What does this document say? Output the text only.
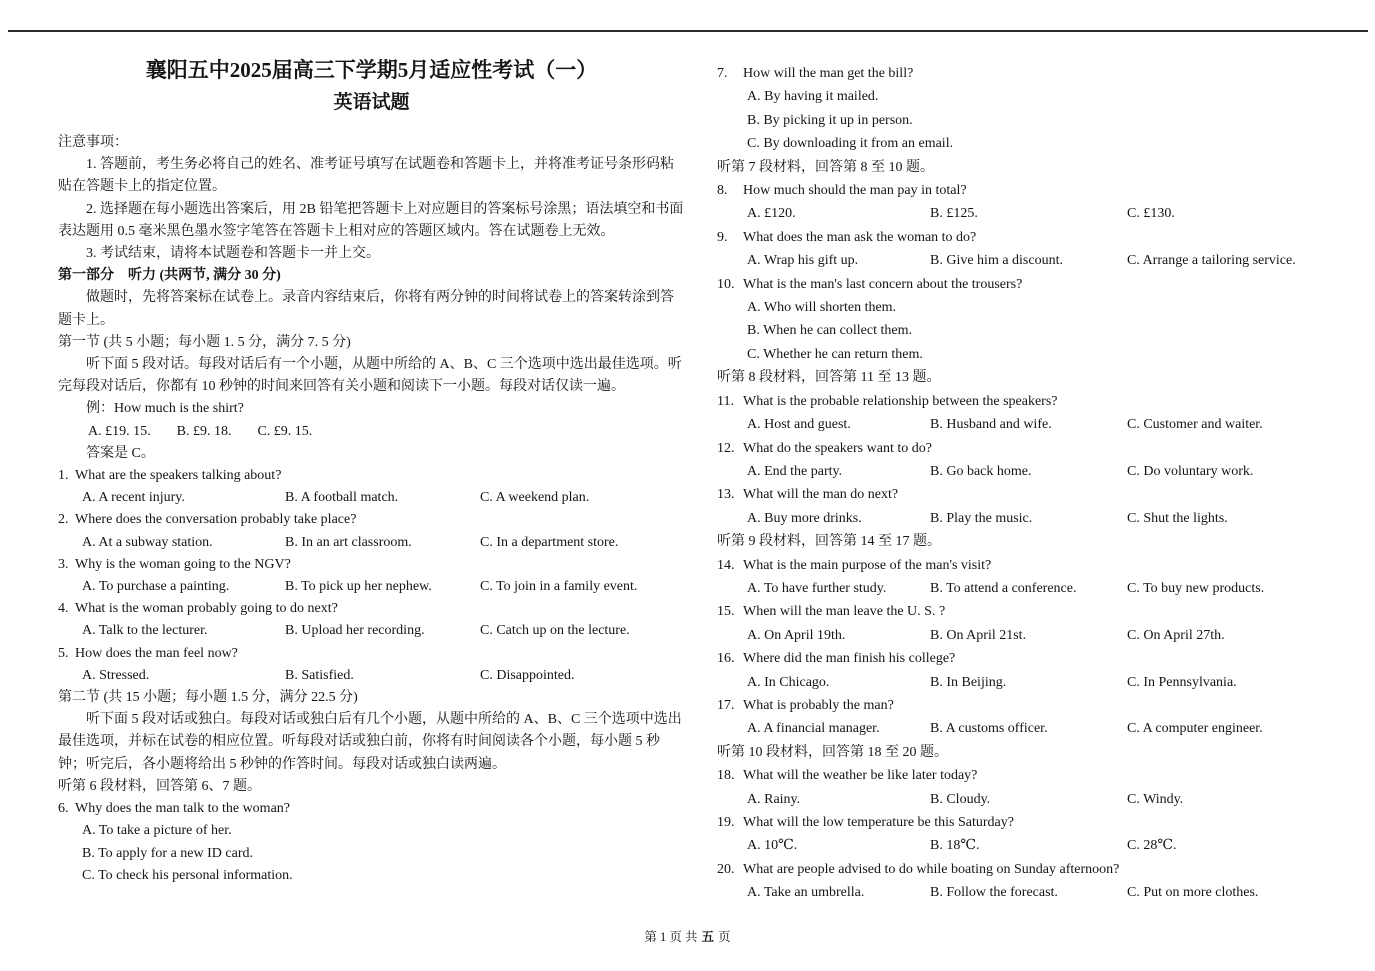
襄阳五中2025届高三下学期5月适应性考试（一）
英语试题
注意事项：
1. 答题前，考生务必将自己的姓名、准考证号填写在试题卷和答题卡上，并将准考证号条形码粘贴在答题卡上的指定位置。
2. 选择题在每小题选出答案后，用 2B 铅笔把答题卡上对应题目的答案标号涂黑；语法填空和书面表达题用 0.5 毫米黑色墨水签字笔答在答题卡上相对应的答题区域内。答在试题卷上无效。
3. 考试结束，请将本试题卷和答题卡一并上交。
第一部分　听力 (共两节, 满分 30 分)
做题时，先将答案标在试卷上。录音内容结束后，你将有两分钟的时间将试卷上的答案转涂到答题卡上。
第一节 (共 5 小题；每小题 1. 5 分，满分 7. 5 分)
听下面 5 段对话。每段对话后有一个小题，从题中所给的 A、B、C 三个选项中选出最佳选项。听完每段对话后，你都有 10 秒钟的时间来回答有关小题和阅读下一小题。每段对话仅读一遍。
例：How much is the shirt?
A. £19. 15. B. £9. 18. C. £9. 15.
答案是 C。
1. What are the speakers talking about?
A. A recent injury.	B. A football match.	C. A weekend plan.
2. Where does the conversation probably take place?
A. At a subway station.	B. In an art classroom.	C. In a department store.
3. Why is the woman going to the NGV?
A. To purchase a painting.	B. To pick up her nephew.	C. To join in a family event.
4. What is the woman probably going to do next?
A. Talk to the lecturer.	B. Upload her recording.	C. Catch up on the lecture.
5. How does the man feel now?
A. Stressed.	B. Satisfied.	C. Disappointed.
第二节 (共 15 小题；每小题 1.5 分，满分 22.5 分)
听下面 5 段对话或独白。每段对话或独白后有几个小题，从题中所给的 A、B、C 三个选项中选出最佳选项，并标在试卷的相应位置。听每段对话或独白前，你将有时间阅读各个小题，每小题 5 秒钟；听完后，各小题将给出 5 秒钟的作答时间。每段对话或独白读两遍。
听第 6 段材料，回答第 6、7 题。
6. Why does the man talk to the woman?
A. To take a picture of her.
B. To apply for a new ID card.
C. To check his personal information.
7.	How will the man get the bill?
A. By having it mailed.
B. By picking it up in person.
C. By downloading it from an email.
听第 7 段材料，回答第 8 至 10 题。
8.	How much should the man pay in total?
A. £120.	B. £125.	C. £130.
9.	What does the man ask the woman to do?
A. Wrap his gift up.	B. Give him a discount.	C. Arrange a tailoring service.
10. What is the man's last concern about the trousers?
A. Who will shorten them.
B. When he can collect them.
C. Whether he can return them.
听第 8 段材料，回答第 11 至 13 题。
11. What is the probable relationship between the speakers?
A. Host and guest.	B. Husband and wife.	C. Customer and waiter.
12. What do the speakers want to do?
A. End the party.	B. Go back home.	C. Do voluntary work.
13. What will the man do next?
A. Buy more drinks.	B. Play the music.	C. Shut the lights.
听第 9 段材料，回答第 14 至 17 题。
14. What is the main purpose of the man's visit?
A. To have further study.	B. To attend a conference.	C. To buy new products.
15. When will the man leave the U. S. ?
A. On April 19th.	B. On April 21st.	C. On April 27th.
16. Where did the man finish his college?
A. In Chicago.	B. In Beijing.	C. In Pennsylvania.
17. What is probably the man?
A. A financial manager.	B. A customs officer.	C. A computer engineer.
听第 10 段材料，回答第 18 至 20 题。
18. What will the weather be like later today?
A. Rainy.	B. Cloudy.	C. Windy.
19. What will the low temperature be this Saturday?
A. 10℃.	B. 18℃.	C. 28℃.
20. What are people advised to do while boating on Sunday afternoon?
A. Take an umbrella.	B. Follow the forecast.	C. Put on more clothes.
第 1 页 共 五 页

What needs to be done:
Set down all the data again exactly as above, pictures excluded.

Finished answer:
What does this document say? Output the text only.
襄阳五中2025届高三下学期5月适应性考试（一）
英语试题
注意事项：
1. 答题前，考生务必将自己的姓名、准考证号填写在试题卷和答题卡上，并将准考证号条形码粘贴在答题卡上的指定位置。
2. 选择题在每小题选出答案后，用 2B 铅笔把答题卡上对应题目的答案标号涂黑；语法填空和书面表达题用 0.5 毫米黑色墨水签字笔答在答题卡上相对应的答题区域内。答在试题卷上无效。
3. 考试结束，请将本试题卷和答题卡一并上交。
第一部分　听力 (共两节, 满分 30 分)
做题时，先将答案标在试卷上。录音内容结束后，你将有两分钟的时间将试卷上的答案转涂到答题卡上。
第一节 (共 5 小题；每小题 1. 5 分，满分 7. 5 分)
听下面 5 段对话。每段对话后有一个小题，从题中所给的 A、B、C 三个选项中选出最佳选项。听完每段对话后，你都有 10 秒钟的时间来回答有关小题和阅读下一小题。每段对话仅读一遍。
例：How much is the shirt?
A. £19. 15. B. £9. 18. C. £9. 15.
答案是 C。
1. What are the speakers talking about?
A. A recent injury.	B. A football match.	C. A weekend plan.
2. Where does the conversation probably take place?
A. At a subway station.	B. In an art classroom.	C. In a department store.
3. Why is the woman going to the NGV?
A. To purchase a painting.	B. To pick up her nephew.	C. To join in a family event.
4. What is the woman probably going to do next?
A. Talk to the lecturer.	B. Upload her recording.	C. Catch up on the lecture.
5. How does the man feel now?
A. Stressed.	B. Satisfied.	C. Disappointed.
第二节 (共 15 小题；每小题 1.5 分，满分 22.5 分)
听下面 5 段对话或独白。每段对话或独白后有几个小题，从题中所给的 A、B、C 三个选项中选出最佳选项，并标在试卷的相应位置。听每段对话或独白前，你将有时间阅读各个小题，每小题 5 秒钟；听完后，各小题将给出 5 秒钟的作答时间。每段对话或独白读两遍。
听第 6 段材料，回答第 6、7 题。
6. Why does the man talk to the woman?
A. To take a picture of her.
B. To apply for a new ID card.
C. To check his personal information.
7.	How will the man get the bill?
A. By having it mailed.
B. By picking it up in person.
C. By downloading it from an email.
听第 7 段材料，回答第 8 至 10 题。
8.	How much should the man pay in total?
A. £120.	B. £125.	C. £130.
9.	What does the man ask the woman to do?
A. Wrap his gift up.	B. Give him a discount.	C. Arrange a tailoring service.
10. What is the man's last concern about the trousers?
A. Who will shorten them.
B. When he can collect them.
C. Whether he can return them.
听第 8 段材料，回答第 11 至 13 题。
11. What is the probable relationship between the speakers?
A. Host and guest.	B. Husband and wife.	C. Customer and waiter.
12. What do the speakers want to do?
A. End the party.	B. Go back home.	C. Do voluntary work.
13. What will the man do next?
A. Buy more drinks.	B. Play the music.	C. Shut the lights.
听第 9 段材料，回答第 14 至 17 题。
14. What is the main purpose of the man's visit?
A. To have further study.	B. To attend a conference.	C. To buy new products.
15. When will the man leave the U. S. ?
A. On April 19th.	B. On April 21st.	C. On April 27th.
16. Where did the man finish his college?
A. In Chicago.	B. In Beijing.	C. In Pennsylvania.
17. What is probably the man?
A. A financial manager.	B. A customs officer.	C. A computer engineer.
听第 10 段材料，回答第 18 至 20 题。
18. What will the weather be like later today?
A. Rainy.	B. Cloudy.	C. Windy.
19. What will the low temperature be this Saturday?
A. 10℃.	B. 18℃.	C. 28℃.
20. What are people advised to do while boating on Sunday afternoon?
A. Take an umbrella.	B. Follow the forecast.	C. Put on more clothes.
第 1 页 共 五 页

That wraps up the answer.